▶ [Short exercise] For the records that follow, return only the count of lines containing the string "drawings".

(Collected data)
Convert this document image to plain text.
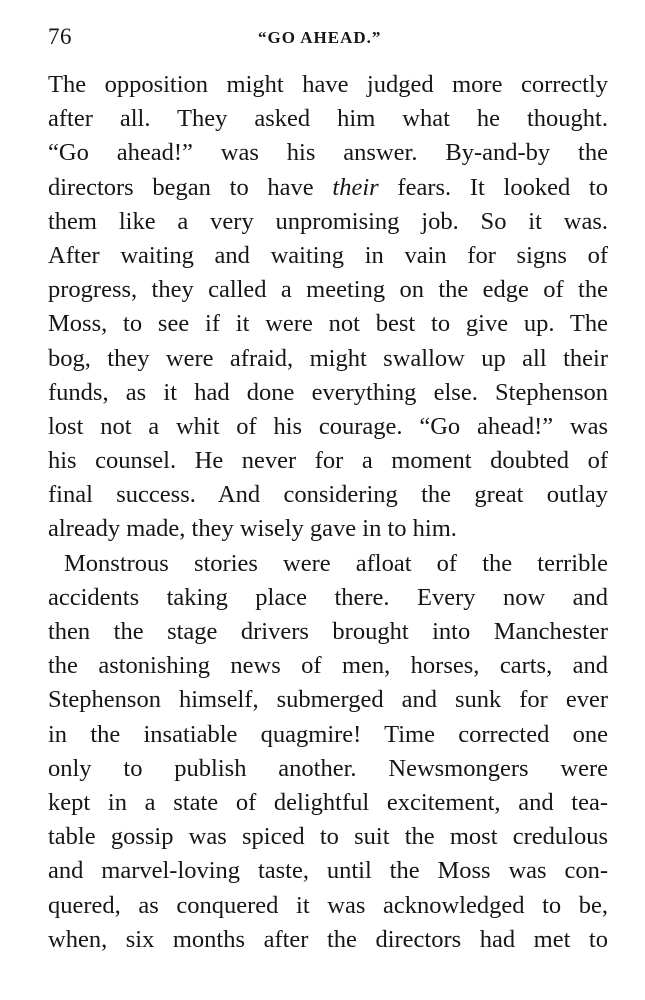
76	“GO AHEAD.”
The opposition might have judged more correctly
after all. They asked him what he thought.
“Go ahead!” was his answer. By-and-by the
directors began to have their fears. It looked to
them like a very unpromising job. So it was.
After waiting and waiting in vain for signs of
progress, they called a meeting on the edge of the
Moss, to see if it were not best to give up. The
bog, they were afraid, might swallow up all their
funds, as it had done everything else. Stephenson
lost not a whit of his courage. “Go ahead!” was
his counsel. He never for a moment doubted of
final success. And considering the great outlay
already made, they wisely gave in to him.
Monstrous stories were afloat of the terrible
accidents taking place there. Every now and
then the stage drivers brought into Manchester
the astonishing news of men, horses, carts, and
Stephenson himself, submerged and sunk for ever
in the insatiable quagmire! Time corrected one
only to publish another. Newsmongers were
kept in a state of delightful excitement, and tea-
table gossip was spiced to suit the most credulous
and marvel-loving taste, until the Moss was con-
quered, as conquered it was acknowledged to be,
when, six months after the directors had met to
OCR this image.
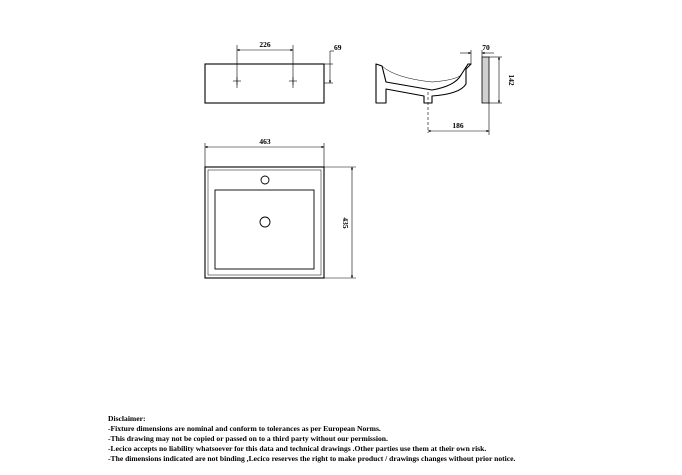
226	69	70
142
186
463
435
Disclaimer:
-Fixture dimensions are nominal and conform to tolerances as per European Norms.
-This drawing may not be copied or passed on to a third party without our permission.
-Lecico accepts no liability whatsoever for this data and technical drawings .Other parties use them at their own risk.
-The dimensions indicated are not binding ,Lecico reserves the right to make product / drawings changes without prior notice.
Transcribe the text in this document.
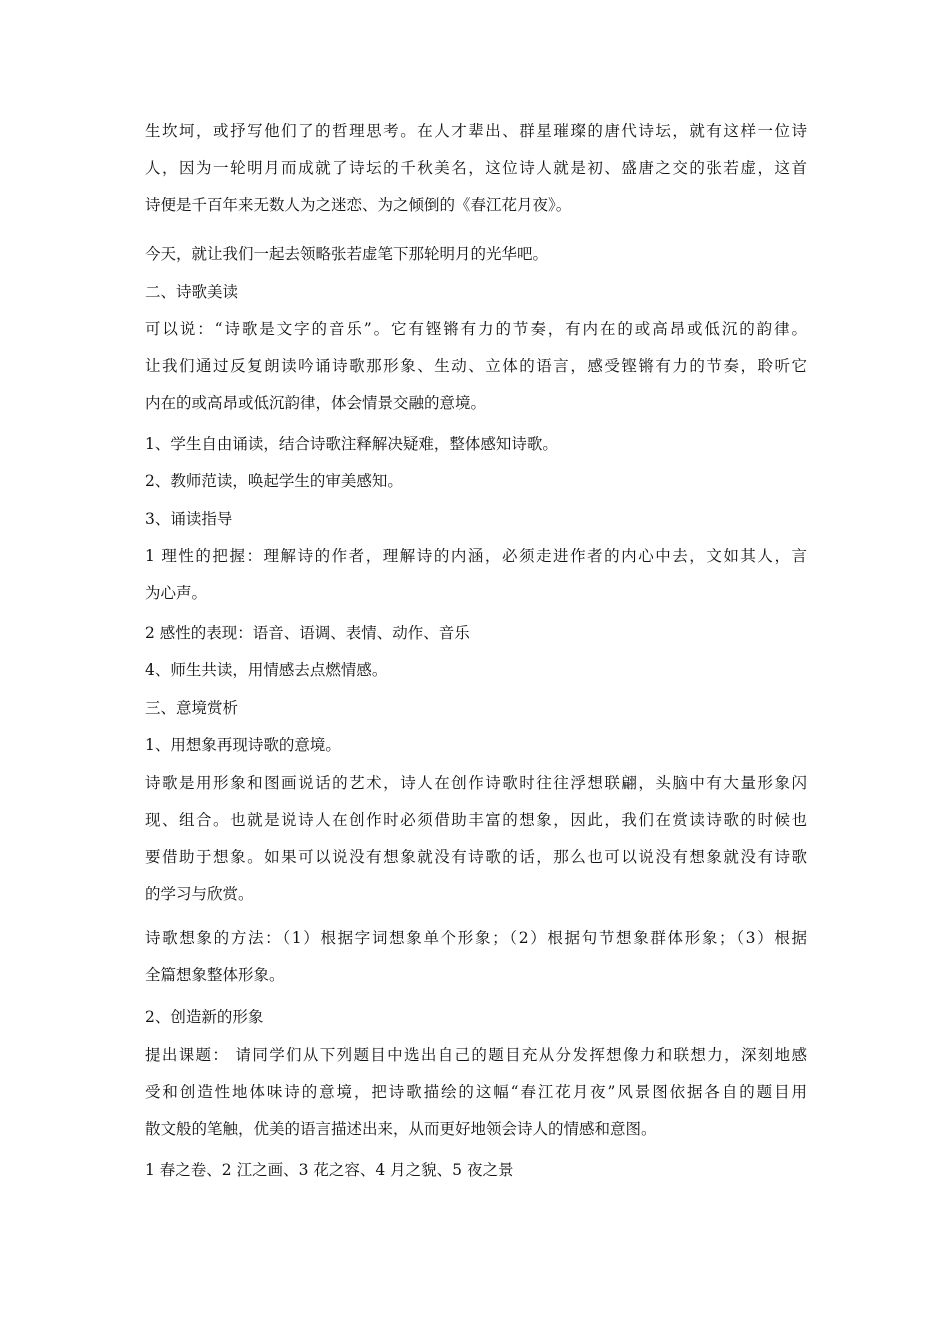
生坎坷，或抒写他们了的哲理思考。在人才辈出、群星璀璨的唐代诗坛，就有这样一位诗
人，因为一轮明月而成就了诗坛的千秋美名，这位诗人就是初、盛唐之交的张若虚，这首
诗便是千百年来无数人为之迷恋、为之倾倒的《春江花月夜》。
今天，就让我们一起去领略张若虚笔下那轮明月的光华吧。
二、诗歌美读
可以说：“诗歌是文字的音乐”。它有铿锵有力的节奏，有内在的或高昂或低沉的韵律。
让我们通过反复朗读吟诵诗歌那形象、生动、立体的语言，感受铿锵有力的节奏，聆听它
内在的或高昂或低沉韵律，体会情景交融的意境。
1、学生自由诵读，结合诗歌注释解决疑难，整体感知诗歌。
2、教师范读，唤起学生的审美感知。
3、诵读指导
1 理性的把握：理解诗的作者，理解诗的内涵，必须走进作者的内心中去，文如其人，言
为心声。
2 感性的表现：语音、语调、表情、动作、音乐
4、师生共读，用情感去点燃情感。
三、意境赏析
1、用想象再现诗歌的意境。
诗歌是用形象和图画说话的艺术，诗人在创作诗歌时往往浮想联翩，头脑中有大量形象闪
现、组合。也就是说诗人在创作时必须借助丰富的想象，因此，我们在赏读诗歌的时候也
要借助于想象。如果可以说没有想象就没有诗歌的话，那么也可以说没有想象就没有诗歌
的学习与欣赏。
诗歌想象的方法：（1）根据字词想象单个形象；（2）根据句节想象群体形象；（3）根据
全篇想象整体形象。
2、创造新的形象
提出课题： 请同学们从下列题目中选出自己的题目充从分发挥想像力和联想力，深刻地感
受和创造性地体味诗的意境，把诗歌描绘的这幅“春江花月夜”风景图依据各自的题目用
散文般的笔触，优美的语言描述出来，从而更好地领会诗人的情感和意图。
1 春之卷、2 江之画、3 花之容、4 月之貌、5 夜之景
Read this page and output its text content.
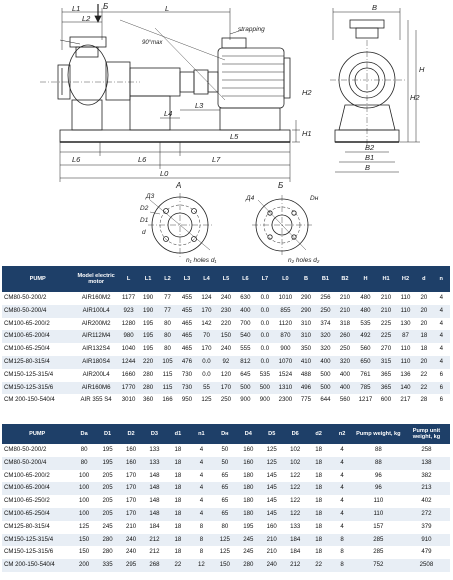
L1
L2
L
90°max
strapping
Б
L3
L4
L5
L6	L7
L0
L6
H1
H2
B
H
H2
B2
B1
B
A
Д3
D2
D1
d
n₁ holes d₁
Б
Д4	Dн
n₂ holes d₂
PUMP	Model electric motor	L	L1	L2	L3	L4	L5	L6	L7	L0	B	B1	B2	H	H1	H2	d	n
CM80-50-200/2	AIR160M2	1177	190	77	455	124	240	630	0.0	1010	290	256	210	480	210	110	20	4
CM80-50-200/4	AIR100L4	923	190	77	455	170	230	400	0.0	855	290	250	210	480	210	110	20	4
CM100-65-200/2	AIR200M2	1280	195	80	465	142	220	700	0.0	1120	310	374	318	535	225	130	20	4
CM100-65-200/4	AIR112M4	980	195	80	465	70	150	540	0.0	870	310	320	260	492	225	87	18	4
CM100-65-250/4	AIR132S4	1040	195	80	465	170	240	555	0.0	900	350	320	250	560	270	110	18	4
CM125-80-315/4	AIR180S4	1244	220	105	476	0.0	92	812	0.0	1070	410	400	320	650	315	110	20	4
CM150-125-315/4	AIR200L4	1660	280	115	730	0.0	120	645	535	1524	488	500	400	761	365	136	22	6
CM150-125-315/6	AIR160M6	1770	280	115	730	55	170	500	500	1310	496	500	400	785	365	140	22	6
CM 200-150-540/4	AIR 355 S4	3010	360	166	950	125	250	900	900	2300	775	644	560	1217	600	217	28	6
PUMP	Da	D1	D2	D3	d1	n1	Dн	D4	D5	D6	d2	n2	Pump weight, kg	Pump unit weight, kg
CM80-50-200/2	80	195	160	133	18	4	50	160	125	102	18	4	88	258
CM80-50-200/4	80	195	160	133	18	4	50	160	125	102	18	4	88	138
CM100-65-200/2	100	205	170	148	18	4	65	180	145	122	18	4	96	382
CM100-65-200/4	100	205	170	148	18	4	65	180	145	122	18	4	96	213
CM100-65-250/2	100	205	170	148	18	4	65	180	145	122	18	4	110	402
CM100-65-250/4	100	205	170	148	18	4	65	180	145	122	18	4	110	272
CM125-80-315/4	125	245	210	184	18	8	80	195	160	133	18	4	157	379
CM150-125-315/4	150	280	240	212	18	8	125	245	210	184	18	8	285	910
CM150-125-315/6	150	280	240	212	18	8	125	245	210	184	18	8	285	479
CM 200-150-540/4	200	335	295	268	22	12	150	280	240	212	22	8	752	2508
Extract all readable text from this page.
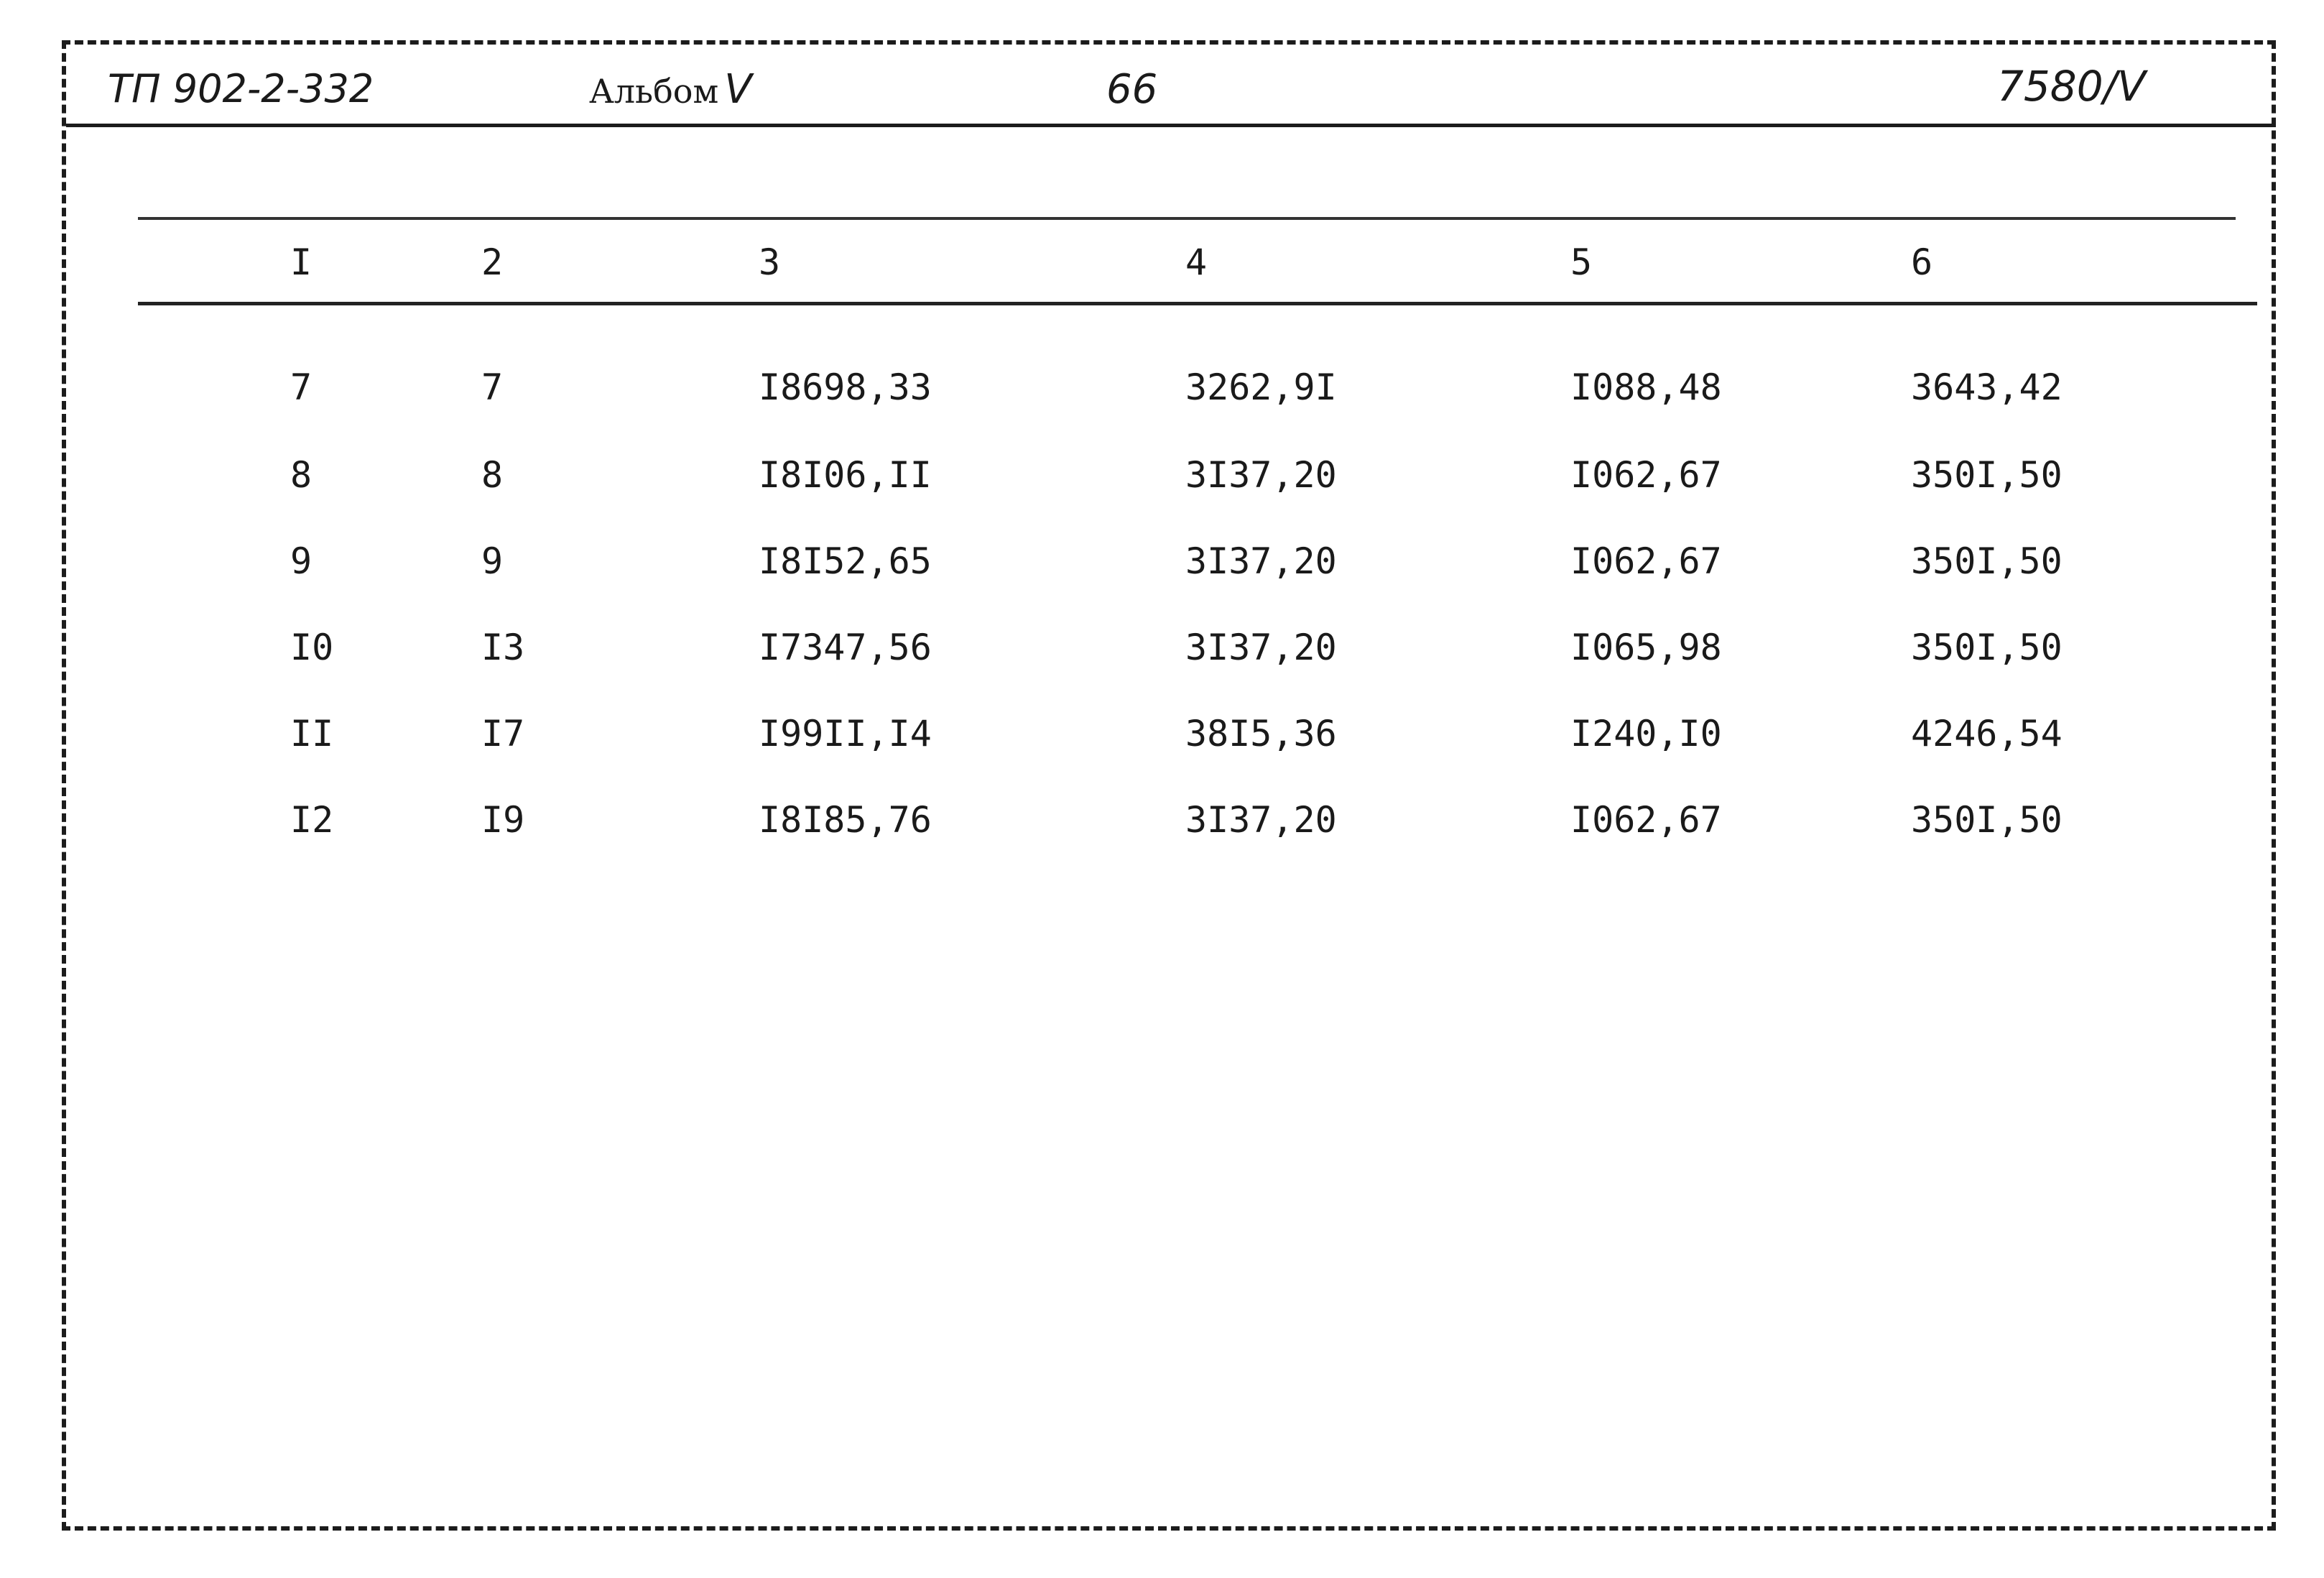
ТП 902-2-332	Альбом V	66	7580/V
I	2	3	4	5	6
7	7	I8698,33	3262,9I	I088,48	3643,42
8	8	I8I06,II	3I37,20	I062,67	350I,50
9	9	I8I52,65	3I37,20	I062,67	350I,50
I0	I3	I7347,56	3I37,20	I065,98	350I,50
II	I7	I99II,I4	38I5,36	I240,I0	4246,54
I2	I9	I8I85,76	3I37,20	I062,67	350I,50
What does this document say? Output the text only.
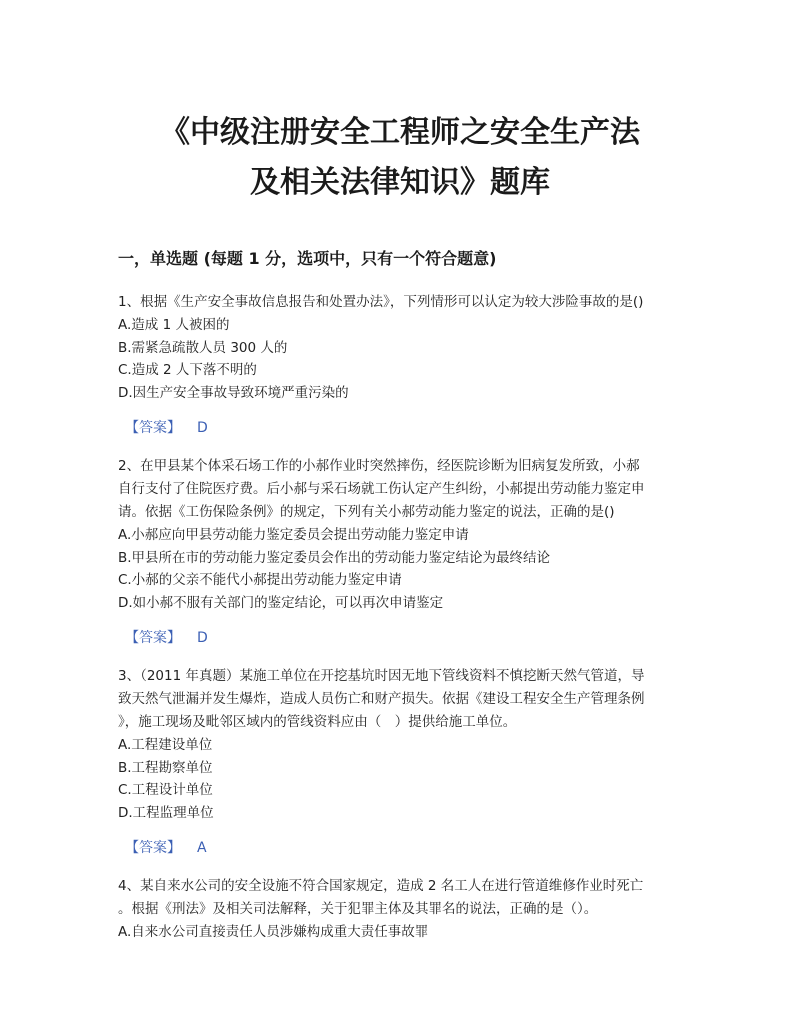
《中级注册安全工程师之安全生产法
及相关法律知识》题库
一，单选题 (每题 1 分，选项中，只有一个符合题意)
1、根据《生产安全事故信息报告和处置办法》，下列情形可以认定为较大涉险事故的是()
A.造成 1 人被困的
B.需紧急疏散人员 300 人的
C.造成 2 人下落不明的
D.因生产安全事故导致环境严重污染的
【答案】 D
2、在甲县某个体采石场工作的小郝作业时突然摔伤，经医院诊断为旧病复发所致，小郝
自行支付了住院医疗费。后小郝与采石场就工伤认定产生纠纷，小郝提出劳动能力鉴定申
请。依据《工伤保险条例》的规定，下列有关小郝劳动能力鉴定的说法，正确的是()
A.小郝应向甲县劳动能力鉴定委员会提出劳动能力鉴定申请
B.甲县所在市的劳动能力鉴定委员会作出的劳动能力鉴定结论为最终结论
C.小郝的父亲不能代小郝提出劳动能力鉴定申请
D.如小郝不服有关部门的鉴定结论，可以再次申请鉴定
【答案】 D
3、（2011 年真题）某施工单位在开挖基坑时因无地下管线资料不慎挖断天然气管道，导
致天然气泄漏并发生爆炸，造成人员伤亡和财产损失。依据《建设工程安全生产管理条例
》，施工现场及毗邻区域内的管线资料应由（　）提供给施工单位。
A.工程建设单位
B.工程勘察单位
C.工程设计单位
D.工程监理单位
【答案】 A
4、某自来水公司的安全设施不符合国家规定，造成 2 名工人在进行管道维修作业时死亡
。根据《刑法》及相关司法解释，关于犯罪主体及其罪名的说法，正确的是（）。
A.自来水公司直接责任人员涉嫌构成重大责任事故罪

▶ [Finished answer] 2